## Begin

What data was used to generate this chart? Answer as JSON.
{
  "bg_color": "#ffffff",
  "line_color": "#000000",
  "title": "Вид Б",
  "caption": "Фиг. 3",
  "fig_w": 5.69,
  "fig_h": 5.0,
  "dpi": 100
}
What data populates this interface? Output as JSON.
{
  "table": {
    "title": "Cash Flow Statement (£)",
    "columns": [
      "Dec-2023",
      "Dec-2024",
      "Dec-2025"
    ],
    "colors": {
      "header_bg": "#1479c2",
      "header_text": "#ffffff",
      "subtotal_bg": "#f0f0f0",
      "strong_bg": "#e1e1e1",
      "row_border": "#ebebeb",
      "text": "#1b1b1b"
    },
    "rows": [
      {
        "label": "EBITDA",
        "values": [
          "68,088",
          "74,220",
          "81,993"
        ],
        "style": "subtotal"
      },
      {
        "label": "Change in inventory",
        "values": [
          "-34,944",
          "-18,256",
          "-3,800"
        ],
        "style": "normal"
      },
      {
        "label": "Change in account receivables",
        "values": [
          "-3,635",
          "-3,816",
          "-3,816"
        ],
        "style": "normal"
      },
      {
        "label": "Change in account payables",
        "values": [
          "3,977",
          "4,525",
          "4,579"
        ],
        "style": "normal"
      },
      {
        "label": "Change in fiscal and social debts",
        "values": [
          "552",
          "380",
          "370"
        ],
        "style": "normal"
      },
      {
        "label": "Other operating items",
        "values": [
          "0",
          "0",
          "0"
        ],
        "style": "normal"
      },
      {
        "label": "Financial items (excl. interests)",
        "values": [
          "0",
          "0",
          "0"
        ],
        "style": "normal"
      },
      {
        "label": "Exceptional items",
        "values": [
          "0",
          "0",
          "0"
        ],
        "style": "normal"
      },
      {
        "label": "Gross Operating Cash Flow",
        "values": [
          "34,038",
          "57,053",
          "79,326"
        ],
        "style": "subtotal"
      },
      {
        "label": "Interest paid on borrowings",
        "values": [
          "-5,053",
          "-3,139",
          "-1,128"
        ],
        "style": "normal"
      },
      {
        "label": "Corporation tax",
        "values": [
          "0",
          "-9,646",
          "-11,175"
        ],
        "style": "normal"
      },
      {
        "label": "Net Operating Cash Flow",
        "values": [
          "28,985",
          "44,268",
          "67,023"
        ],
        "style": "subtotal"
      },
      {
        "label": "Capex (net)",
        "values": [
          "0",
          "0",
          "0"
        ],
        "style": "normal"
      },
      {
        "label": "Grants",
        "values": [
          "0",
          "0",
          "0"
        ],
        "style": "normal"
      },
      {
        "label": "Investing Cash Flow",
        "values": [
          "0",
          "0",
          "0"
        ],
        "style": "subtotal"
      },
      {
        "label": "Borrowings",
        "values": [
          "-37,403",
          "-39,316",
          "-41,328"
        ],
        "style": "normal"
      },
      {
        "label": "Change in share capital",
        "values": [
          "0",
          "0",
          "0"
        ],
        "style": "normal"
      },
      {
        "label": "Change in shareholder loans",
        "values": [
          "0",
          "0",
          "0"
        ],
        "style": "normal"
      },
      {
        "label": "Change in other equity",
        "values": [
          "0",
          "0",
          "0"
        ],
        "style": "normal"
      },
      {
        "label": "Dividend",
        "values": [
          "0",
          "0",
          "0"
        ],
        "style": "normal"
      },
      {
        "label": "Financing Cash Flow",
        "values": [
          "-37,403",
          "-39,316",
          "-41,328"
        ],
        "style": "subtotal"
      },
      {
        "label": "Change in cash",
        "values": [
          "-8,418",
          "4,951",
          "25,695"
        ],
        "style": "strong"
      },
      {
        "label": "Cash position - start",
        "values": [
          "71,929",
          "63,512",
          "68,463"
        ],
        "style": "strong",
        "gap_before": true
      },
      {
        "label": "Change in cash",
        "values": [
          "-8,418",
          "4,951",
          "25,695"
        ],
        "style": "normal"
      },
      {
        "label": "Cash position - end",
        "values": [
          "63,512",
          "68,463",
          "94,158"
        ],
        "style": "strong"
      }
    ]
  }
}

## End
## Begin

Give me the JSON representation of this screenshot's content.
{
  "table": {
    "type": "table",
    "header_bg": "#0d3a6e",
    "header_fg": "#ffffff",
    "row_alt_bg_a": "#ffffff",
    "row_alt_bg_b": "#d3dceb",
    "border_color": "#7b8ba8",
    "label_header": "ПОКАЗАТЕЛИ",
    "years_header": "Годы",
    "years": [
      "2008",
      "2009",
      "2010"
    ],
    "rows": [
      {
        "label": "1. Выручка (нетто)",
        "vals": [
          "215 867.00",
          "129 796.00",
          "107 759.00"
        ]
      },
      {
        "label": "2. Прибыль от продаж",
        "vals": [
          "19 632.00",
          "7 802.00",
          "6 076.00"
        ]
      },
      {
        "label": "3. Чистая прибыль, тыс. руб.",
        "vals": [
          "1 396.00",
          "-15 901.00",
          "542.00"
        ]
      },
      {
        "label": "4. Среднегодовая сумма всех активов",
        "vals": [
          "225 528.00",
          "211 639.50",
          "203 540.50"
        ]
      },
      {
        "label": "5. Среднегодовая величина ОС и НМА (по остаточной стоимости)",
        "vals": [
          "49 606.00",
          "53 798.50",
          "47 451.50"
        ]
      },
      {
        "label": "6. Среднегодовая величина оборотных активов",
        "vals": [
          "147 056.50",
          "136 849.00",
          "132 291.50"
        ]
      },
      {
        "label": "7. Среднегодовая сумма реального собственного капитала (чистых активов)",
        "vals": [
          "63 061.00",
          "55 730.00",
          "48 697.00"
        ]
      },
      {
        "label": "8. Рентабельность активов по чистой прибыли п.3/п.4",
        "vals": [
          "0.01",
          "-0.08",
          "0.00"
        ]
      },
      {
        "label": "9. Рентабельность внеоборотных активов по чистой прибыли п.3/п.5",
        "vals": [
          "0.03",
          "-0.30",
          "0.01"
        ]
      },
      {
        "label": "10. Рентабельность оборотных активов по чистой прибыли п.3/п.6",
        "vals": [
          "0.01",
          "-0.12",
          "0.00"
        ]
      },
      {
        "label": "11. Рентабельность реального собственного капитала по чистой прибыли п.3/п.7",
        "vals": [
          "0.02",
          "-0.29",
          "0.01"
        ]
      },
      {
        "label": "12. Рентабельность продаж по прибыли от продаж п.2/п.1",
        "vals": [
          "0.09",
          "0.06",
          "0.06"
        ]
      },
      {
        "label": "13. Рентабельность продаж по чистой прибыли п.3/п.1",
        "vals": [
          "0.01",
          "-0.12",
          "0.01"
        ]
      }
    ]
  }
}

## End

**What is being asked:**
Find how many lines of the material carry the string "продаж". Only the number should be in the answer.

**Solution for this problem:**
3